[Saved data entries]
--------

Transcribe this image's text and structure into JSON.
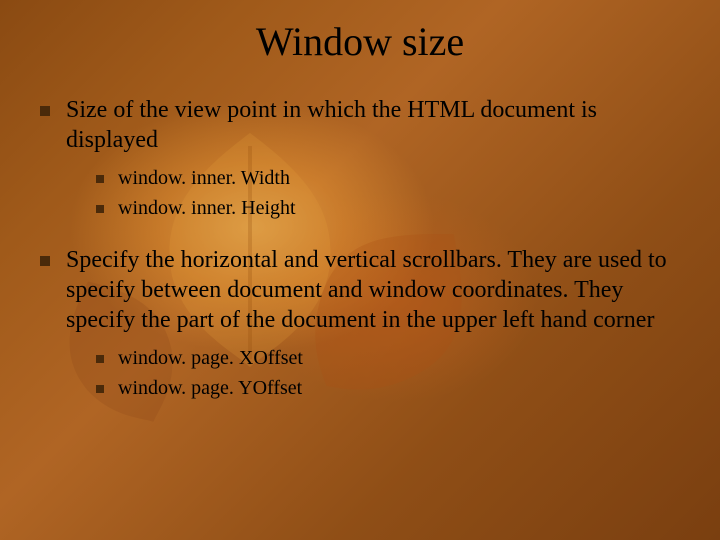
{
  "title": "Window size",
  "bullets": [
    {
      "text": "Size of the view point in which the HTML document is displayed",
      "sub": [
        "window. inner. Width",
        "window. inner. Height"
      ]
    },
    {
      "text": "Specify the horizontal and vertical scrollbars. They are used to specify between document and window coordinates. They specify the part of the document in the upper left hand corner",
      "sub": [
        "window. page. XOffset",
        "window. page. YOffset"
      ]
    }
  ]
}
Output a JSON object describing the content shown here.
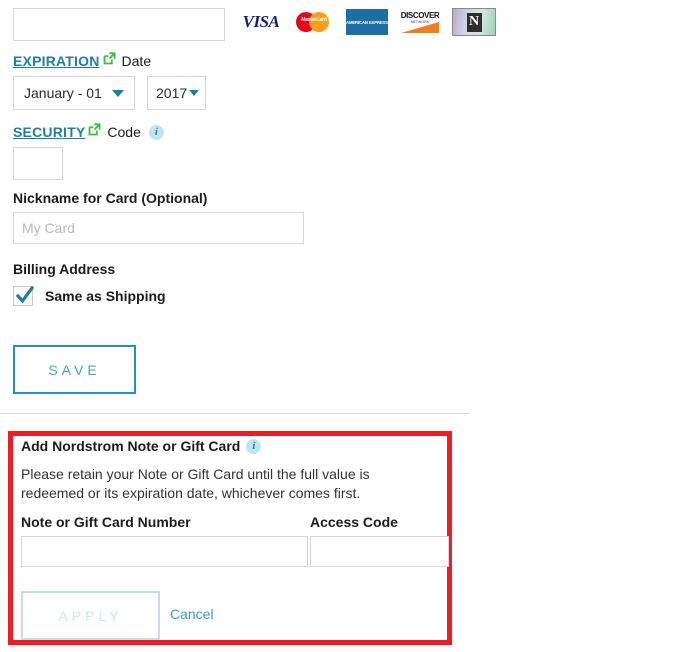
{
  "payment_form": {
    "card_number": {
      "value": "",
      "placeholder": ""
    },
    "accepted_cards": [
      {
        "name": "visa-logo",
        "label": "VISA"
      },
      {
        "name": "mastercard-logo",
        "label": "MasterCard"
      },
      {
        "name": "amex-logo",
        "label": "AMERICAN EXPRESS"
      },
      {
        "name": "discover-logo",
        "label": "DISCOVER",
        "sub": "NETWORK"
      },
      {
        "name": "nordstrom-card-logo",
        "label": "N"
      }
    ],
    "expiration": {
      "link_text": "EXPIRATION",
      "suffix_text": "Date",
      "month_value": "January - 01",
      "year_value": "2017"
    },
    "security": {
      "link_text": "SECURITY",
      "suffix_text": "Code",
      "info_glyph": "i",
      "value": ""
    },
    "nickname": {
      "label": "Nickname for Card (Optional)",
      "value": "",
      "placeholder": "My Card"
    },
    "billing": {
      "label": "Billing Address",
      "checkbox_label": "Same as Shipping",
      "checked": true
    },
    "save_label": "SAVE"
  },
  "gift_card": {
    "heading": "Add Nordstrom Note or Gift Card",
    "info_glyph": "i",
    "description": "Please retain your Note or Gift Card until the full value is redeemed or its expiration date, whichever comes first.",
    "number_label": "Note or Gift Card Number",
    "number_value": "",
    "access_code_label": "Access Code",
    "access_code_value": "",
    "apply_label": "APPLY",
    "cancel_label": "Cancel"
  },
  "colors": {
    "accent_teal": "#1f93bb",
    "link_teal": "#1f7fa0",
    "highlight_red": "#ee1c25",
    "info_badge": "#bfe4f2",
    "green_icon": "#3dbb3d"
  }
}
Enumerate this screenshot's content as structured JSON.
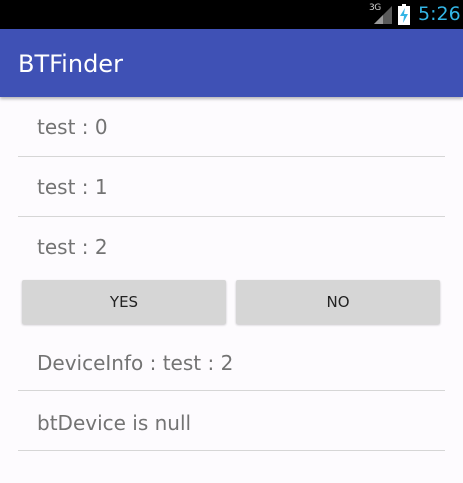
{
  "status_bar": {
    "network": "3G",
    "time": "5:26",
    "time_color": "#33b5e5"
  },
  "app_bar": {
    "title": "BTFinder",
    "color": "#3f51b5"
  },
  "device_list": [
    {
      "label": "test : 0"
    },
    {
      "label": "test : 1"
    },
    {
      "label": "test : 2"
    }
  ],
  "buttons": {
    "yes_label": "YES",
    "no_label": "NO"
  },
  "info": {
    "device_info": "DeviceInfo : test : 2",
    "bt_device": "btDevice is null"
  }
}
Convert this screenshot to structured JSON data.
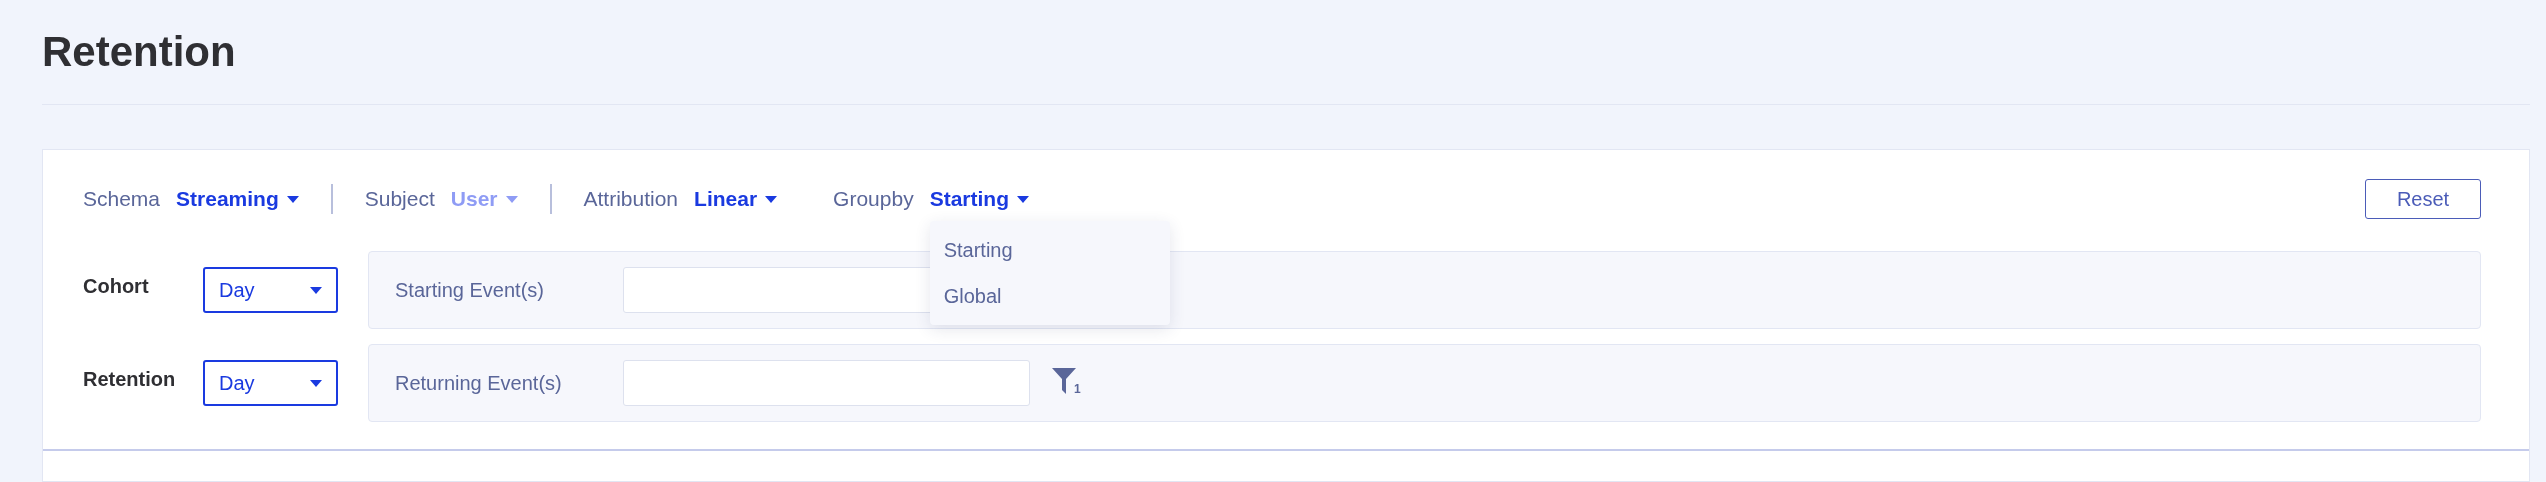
{
  "page": {
    "title": "Retention"
  },
  "filters": [
    {
      "label": "Schema",
      "value": "Streaming",
      "disabled": false,
      "divider_after": true
    },
    {
      "label": "Subject",
      "value": "User",
      "disabled": true,
      "divider_after": true
    },
    {
      "label": "Attribution",
      "value": "Linear",
      "disabled": false,
      "divider_after": false
    },
    {
      "label": "Groupby",
      "value": "Starting",
      "disabled": false,
      "divider_after": false,
      "menu": [
        "Starting",
        "Global"
      ]
    }
  ],
  "reset_button": "Reset",
  "rows": [
    {
      "label": "Cohort",
      "period": "Day",
      "event_label": "Starting Event(s)",
      "filter_count": null
    },
    {
      "label": "Retention",
      "period": "Day",
      "event_label": "Returning Event(s)",
      "filter_count": "1"
    }
  ]
}
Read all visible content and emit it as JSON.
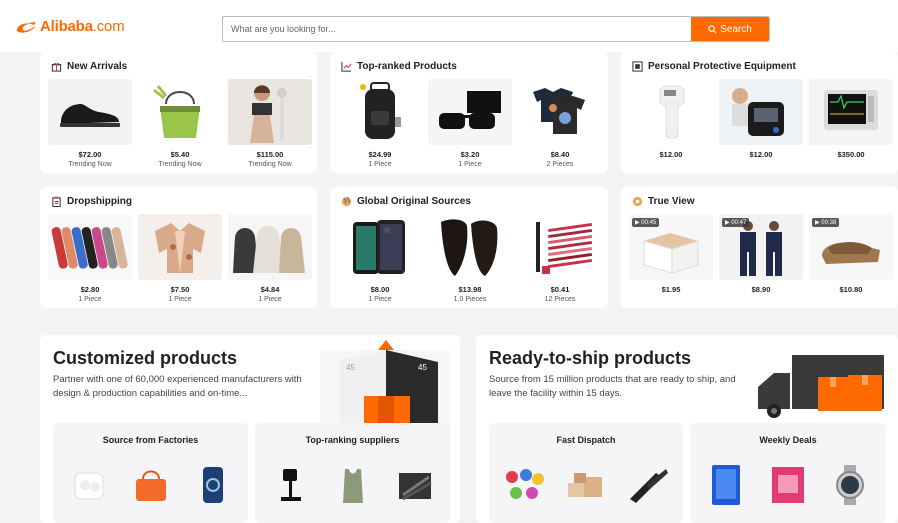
{
  "header": {
    "logo_text": "Alibaba",
    "logo_suffix": ".com",
    "search_placeholder": "What are you looking for...",
    "search_button": "Search",
    "brand_color": "#ff6a00"
  },
  "cards": [
    {
      "title": "New Arrivals",
      "icon": "gift-icon",
      "items": [
        {
          "price": "$72.00",
          "sub": "Trending Now"
        },
        {
          "price": "$5.40",
          "sub": "Trending Now"
        },
        {
          "price": "$115.00",
          "sub": "Trending Now"
        }
      ]
    },
    {
      "title": "Top-ranked Products",
      "icon": "trend-up-icon",
      "items": [
        {
          "price": "$24.99",
          "sub": "1 Piece"
        },
        {
          "price": "$3.20",
          "sub": "1 Piece"
        },
        {
          "price": "$8.40",
          "sub": "2 Pieces"
        }
      ]
    },
    {
      "title": "Personal Protective Equipment",
      "icon": "shield-box-icon",
      "items": [
        {
          "price": "$12.00",
          "sub": ""
        },
        {
          "price": "$12.00",
          "sub": ""
        },
        {
          "price": "$350.00",
          "sub": ""
        }
      ]
    },
    {
      "title": "Dropshipping",
      "icon": "clipboard-icon",
      "items": [
        {
          "price": "$2.80",
          "sub": "1 Piece"
        },
        {
          "price": "$7.50",
          "sub": "1 Piece"
        },
        {
          "price": "$4.84",
          "sub": "1 Piece"
        }
      ]
    },
    {
      "title": "Global Original Sources",
      "icon": "globe-icon",
      "items": [
        {
          "price": "$8.00",
          "sub": "1 Piece"
        },
        {
          "price": "$13.98",
          "sub": "1.0 Pieces"
        },
        {
          "price": "$0.41",
          "sub": "12 Pieces"
        }
      ]
    },
    {
      "title": "True View",
      "icon": "eye-icon",
      "items": [
        {
          "price": "$1.95",
          "sub": "",
          "video": "00:45"
        },
        {
          "price": "$8.90",
          "sub": "",
          "video": "00:47"
        },
        {
          "price": "$10.80",
          "sub": "",
          "video": "00:38"
        }
      ]
    }
  ],
  "customized": {
    "title": "Customized products",
    "desc": "Partner with one of 60,000 experienced manufacturers with design & production capabilities and on-time...",
    "tiles": [
      "Source from Factories",
      "Top-ranking suppliers"
    ],
    "chart_labels": [
      "45",
      "45"
    ]
  },
  "ready": {
    "title": "Ready-to-ship products",
    "desc": "Source from 15 million products that are ready to ship, and leave the facility within 15 days.",
    "tiles": [
      "Fast Dispatch",
      "Weekly Deals"
    ]
  }
}
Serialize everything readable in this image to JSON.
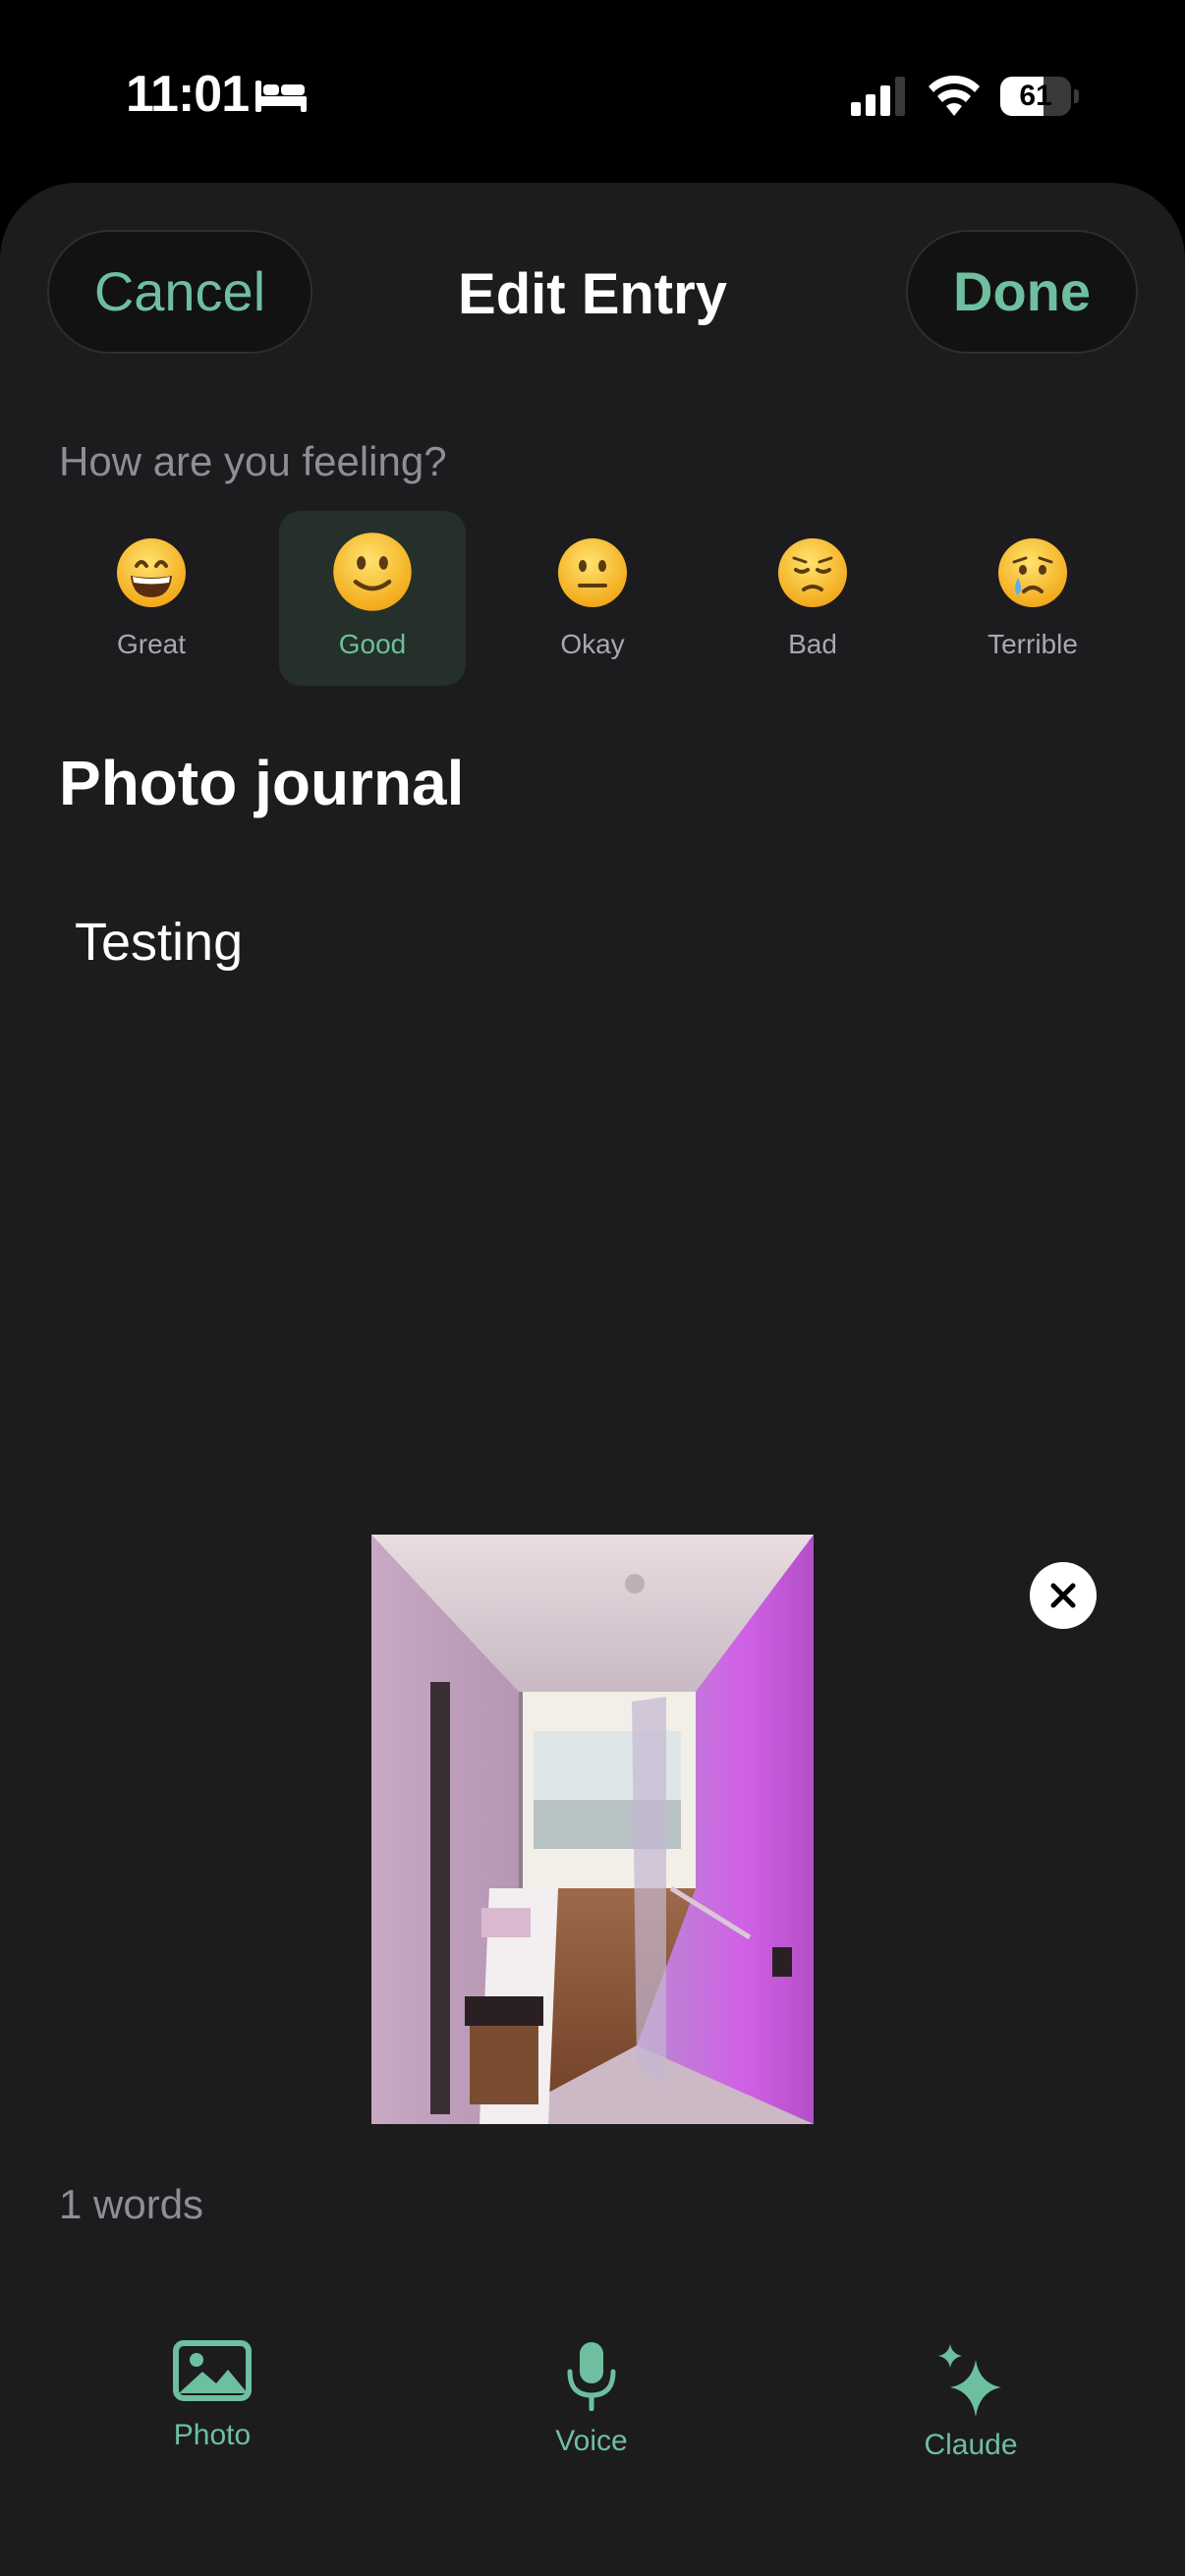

--------

EXERCISE DETAILS: Reproduce all of the material above word for word. Omit the pictures.

FULL OUTPUT:
Transcribe this image's text and structure into JSON.
{
  "title": "Window size",
  "bullets": [
    {
      "text": "Size of the view point in which the HTML document is displayed",
      "sub": [
        "window. inner. Width",
        "window. inner. Height"
      ]
    },
    {
      "text": "Specify the horizontal and vertical scrollbars. They are used to specify between document and window coordinates. They specify the part of the document in the upper left hand corner",
      "sub": [
        "window. page. XOffset",
        "window. page. YOffset"
      ]
    }
  ]
}
Output a JSON object describing the content shown here.
{
  "payment_form": {
    "card_number": {
      "value": "",
      "placeholder": ""
    },
    "accepted_cards": [
      {
        "name": "visa-logo",
        "label": "VISA"
      },
      {
        "name": "mastercard-logo",
        "label": "MasterCard"
      },
      {
        "name": "amex-logo",
        "label": "AMERICAN EXPRESS"
      },
      {
        "name": "discover-logo",
        "label": "DISCOVER",
        "sub": "NETWORK"
      },
      {
        "name": "nordstrom-card-logo",
        "label": "N"
      }
    ],
    "expiration": {
      "link_text": "EXPIRATION",
      "suffix_text": "Date",
      "month_value": "January - 01",
      "year_value": "2017"
    },
    "security": {
      "link_text": "SECURITY",
      "suffix_text": "Code",
      "info_glyph": "i",
      "value": ""
    },
    "nickname": {
      "label": "Nickname for Card (Optional)",
      "value": "",
      "placeholder": "My Card"
    },
    "billing": {
      "label": "Billing Address",
      "checkbox_label": "Same as Shipping",
      "checked": true
    },
    "save_label": "SAVE"
  },
  "gift_card": {
    "heading": "Add Nordstrom Note or Gift Card",
    "info_glyph": "i",
    "description": "Please retain your Note or Gift Card until the full value is redeemed or its expiration date, whichever comes first.",
    "number_label": "Note or Gift Card Number",
    "number_value": "",
    "access_code_label": "Access Code",
    "access_code_value": "",
    "apply_label": "APPLY",
    "cancel_label": "Cancel"
  },
  "colors": {
    "accent_teal": "#1f93bb",
    "link_teal": "#1f7fa0",
    "highlight_red": "#ee1c25",
    "info_badge": "#bfe4f2",
    "green_icon": "#3dbb3d"
  }
}
Enumerate this screenshot's content as structured JSON.
{
  "status_bar": {
    "network": "3G",
    "time": "5:26",
    "time_color": "#33b5e5"
  },
  "app_bar": {
    "title": "BTFinder",
    "color": "#3f51b5"
  },
  "device_list": [
    {
      "label": "test : 0"
    },
    {
      "label": "test : 1"
    },
    {
      "label": "test : 2"
    }
  ],
  "buttons": {
    "yes_label": "YES",
    "no_label": "NO"
  },
  "info": {
    "device_info": "DeviceInfo : test : 2",
    "bt_device": "btDevice is null"
  }
}
Convert this screenshot to structured JSON data.
{
  "page": {
    "title": "Retention"
  },
  "filters": [
    {
      "label": "Schema",
      "value": "Streaming",
      "disabled": false,
      "divider_after": true
    },
    {
      "label": "Subject",
      "value": "User",
      "disabled": true,
      "divider_after": true
    },
    {
      "label": "Attribution",
      "value": "Linear",
      "disabled": false,
      "divider_after": false
    },
    {
      "label": "Groupby",
      "value": "Starting",
      "disabled": false,
      "divider_after": false,
      "menu": [
        "Starting",
        "Global"
      ]
    }
  ],
  "reset_button": "Reset",
  "rows": [
    {
      "label": "Cohort",
      "period": "Day",
      "event_label": "Starting Event(s)",
      "filter_count": null
    },
    {
      "label": "Retention",
      "period": "Day",
      "event_label": "Returning Event(s)",
      "filter_count": "1"
    }
  ]
}
Read all visible content and emit it as JSON.
{
  "header": {
    "logo_text": "Alibaba",
    "logo_suffix": ".com",
    "search_placeholder": "What are you looking for...",
    "search_button": "Search",
    "brand_color": "#ff6a00"
  },
  "cards": [
    {
      "title": "New Arrivals",
      "icon": "gift-icon",
      "items": [
        {
          "price": "$72.00",
          "sub": "Trending Now"
        },
        {
          "price": "$5.40",
          "sub": "Trending Now"
        },
        {
          "price": "$115.00",
          "sub": "Trending Now"
        }
      ]
    },
    {
      "title": "Top-ranked Products",
      "icon": "trend-up-icon",
      "items": [
        {
          "price": "$24.99",
          "sub": "1 Piece"
        },
        {
          "price": "$3.20",
          "sub": "1 Piece"
        },
        {
          "price": "$8.40",
          "sub": "2 Pieces"
        }
      ]
    },
    {
      "title": "Personal Protective Equipment",
      "icon": "shield-box-icon",
      "items": [
        {
          "price": "$12.00",
          "sub": ""
        },
        {
          "price": "$12.00",
          "sub": ""
        },
        {
          "price": "$350.00",
          "sub": ""
        }
      ]
    },
    {
      "title": "Dropshipping",
      "icon": "clipboard-icon",
      "items": [
        {
          "price": "$2.80",
          "sub": "1 Piece"
        },
        {
          "price": "$7.50",
          "sub": "1 Piece"
        },
        {
          "price": "$4.84",
          "sub": "1 Piece"
        }
      ]
    },
    {
      "title": "Global Original Sources",
      "icon": "globe-icon",
      "items": [
        {
          "price": "$8.00",
          "sub": "1 Piece"
        },
        {
          "price": "$13.98",
          "sub": "1.0 Pieces"
        },
        {
          "price": "$0.41",
          "sub": "12 Pieces"
        }
      ]
    },
    {
      "title": "True View",
      "icon": "eye-icon",
      "items": [
        {
          "price": "$1.95",
          "sub": "",
          "video": "00:45"
        },
        {
          "price": "$8.90",
          "sub": "",
          "video": "00:47"
        },
        {
          "price": "$10.80",
          "sub": "",
          "video": "00:38"
        }
      ]
    }
  ],
  "customized": {
    "title": "Customized products",
    "desc": "Partner with one of 60,000 experienced manufacturers with design & production capabilities and on-time...",
    "tiles": [
      "Source from Factories",
      "Top-ranking suppliers"
    ],
    "chart_labels": [
      "45",
      "45"
    ]
  },
  "ready": {
    "title": "Ready-to-ship products",
    "desc": "Source from 15 million products that are ready to ship, and leave the facility within 15 days.",
    "tiles": [
      "Fast Dispatch",
      "Weekly Deals"
    ]
  }
}
Serialize everything readable in this image to JSON.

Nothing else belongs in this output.